## What is expected
Pull every line that holds the word "label" from the entries.

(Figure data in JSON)
** start **
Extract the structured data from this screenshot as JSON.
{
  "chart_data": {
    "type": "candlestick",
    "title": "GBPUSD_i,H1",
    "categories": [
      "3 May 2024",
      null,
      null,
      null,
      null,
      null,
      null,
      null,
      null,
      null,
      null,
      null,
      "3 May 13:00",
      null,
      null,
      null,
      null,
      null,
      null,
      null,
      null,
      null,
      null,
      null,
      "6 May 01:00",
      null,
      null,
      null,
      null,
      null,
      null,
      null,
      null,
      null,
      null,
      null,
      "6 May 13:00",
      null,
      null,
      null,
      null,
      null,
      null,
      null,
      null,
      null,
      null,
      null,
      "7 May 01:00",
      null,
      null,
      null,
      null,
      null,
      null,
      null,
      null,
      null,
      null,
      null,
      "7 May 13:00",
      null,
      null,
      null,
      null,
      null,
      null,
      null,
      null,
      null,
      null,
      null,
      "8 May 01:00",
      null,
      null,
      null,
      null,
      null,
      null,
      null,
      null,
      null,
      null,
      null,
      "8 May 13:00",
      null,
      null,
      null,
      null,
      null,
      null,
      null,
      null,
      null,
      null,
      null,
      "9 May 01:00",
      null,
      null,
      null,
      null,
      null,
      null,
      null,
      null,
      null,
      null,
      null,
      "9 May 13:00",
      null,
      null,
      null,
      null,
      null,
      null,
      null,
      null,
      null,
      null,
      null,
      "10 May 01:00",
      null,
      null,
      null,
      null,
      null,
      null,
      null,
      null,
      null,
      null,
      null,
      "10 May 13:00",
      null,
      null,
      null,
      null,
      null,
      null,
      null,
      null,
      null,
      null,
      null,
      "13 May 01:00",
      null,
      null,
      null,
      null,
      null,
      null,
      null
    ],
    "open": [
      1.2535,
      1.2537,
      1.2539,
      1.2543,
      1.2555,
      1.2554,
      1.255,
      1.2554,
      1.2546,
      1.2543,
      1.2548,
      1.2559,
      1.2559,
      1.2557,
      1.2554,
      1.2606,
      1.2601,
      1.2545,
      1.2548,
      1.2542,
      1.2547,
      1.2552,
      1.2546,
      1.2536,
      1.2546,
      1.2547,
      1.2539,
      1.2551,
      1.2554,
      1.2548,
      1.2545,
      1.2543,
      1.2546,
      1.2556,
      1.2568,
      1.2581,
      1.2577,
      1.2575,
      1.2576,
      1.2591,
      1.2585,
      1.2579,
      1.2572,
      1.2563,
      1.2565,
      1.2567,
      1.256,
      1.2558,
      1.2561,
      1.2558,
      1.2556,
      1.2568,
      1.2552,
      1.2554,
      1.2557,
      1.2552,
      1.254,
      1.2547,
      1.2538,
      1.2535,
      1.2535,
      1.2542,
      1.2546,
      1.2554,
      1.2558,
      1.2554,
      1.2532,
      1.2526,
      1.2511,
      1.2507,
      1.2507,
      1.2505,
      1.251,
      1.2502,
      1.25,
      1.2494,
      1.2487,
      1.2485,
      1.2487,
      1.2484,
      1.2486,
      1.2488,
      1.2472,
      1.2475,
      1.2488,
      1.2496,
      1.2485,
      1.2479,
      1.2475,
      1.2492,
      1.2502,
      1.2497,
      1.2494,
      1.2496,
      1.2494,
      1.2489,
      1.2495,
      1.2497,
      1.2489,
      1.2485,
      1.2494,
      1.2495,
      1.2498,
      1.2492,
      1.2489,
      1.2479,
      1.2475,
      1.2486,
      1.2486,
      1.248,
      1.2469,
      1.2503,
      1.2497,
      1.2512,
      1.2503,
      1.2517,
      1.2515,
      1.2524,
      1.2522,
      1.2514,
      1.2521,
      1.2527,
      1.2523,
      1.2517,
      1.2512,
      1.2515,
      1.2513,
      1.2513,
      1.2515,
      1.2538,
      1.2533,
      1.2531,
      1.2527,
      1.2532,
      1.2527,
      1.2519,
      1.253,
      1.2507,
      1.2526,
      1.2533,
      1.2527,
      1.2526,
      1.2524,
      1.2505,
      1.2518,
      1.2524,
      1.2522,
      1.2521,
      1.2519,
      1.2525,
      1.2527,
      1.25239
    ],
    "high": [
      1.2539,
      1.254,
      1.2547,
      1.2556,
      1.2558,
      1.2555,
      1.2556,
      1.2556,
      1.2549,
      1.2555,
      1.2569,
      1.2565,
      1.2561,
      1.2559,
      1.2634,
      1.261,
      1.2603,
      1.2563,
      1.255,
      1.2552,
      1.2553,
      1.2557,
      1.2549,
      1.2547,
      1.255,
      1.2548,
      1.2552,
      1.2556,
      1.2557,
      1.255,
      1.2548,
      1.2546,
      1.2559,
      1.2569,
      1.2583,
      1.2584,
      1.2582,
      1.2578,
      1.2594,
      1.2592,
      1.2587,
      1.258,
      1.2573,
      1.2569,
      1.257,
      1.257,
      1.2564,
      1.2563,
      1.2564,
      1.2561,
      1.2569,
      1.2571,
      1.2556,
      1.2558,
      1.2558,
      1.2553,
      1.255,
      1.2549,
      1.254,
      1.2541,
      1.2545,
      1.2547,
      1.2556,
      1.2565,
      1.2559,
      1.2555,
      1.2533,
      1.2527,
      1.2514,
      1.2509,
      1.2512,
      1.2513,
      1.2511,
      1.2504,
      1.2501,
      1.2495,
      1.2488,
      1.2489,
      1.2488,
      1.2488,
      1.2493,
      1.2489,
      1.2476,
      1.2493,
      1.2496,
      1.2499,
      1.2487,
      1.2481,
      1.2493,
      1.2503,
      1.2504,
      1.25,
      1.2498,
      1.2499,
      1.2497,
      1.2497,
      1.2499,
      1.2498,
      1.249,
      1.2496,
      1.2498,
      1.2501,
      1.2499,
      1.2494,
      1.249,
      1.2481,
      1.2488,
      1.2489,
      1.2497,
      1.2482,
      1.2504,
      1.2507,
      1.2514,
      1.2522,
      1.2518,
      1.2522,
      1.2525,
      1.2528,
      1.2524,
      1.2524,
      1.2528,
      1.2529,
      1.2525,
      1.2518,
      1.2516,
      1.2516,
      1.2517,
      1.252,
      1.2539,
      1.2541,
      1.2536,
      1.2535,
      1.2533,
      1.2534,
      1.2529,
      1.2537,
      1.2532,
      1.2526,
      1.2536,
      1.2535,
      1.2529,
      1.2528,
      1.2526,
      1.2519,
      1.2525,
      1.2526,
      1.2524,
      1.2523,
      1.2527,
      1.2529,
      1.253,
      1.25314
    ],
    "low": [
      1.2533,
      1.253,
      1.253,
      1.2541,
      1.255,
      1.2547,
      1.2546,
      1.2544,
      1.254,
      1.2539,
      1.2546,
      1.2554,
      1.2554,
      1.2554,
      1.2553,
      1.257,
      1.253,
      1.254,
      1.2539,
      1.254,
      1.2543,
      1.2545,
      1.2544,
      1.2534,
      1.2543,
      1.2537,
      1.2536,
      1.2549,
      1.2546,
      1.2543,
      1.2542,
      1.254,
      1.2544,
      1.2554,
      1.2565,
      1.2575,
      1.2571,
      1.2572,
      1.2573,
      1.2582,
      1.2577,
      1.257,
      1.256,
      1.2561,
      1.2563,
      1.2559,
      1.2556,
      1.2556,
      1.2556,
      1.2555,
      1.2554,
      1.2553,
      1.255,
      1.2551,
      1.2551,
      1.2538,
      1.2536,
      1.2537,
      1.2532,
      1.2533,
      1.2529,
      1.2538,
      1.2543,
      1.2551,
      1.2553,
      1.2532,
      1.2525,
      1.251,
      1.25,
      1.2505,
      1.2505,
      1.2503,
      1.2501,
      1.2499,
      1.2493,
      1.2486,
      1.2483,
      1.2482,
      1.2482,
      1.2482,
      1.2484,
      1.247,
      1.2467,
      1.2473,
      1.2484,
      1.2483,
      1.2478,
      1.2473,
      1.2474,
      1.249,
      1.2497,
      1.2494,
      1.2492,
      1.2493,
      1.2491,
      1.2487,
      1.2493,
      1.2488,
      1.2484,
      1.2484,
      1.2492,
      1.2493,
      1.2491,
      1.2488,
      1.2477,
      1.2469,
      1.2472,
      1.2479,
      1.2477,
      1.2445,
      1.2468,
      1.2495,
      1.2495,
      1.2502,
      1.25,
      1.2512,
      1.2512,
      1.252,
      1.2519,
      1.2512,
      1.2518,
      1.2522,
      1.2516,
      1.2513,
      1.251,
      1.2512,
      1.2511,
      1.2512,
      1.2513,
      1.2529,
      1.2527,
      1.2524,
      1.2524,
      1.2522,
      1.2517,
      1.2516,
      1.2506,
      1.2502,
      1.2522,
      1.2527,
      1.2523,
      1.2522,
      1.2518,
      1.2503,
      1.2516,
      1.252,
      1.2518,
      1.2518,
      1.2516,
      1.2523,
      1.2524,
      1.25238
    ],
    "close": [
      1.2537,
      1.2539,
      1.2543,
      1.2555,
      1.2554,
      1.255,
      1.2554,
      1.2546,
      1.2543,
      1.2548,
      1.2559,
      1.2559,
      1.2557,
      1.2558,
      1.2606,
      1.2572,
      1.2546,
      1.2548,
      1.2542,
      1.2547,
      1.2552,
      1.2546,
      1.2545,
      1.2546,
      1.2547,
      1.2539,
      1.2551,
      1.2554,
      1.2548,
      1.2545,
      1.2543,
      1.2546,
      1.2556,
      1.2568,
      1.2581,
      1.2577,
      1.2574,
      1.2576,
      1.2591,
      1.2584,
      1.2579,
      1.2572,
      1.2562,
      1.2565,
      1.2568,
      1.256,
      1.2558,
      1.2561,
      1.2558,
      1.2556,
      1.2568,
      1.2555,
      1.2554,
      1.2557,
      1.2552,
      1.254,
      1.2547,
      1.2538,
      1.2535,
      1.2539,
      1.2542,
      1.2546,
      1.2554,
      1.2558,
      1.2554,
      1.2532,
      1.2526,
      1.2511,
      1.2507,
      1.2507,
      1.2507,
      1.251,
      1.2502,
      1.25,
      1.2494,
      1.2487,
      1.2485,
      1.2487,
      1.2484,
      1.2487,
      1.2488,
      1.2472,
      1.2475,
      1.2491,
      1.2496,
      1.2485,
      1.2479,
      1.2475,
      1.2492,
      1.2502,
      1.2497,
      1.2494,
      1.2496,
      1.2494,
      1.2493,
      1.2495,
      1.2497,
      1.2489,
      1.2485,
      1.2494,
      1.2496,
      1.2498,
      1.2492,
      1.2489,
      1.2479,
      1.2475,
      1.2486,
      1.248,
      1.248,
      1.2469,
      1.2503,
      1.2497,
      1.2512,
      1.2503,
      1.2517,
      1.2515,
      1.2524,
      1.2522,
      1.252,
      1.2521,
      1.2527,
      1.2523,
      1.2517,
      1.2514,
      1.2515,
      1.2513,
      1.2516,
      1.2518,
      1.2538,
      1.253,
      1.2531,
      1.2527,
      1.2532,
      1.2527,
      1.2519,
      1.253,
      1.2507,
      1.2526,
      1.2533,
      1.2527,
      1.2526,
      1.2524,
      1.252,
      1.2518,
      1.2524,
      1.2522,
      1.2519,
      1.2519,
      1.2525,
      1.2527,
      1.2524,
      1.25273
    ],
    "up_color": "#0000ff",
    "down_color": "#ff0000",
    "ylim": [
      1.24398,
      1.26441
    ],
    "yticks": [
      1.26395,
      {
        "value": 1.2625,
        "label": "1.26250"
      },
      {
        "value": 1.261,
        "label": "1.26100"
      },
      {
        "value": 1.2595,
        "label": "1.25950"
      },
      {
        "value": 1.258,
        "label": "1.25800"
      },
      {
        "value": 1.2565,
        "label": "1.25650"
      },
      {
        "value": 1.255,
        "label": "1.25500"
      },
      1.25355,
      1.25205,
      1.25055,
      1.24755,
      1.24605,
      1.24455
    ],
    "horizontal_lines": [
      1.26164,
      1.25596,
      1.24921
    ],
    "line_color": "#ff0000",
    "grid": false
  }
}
** end **
## Result of this task
        "label": "1.26250"
        "label": "1.26100"
        "label": "1.25950"
        "label": "1.25800"
        "label": "1.25650"
        "label": "1.25500"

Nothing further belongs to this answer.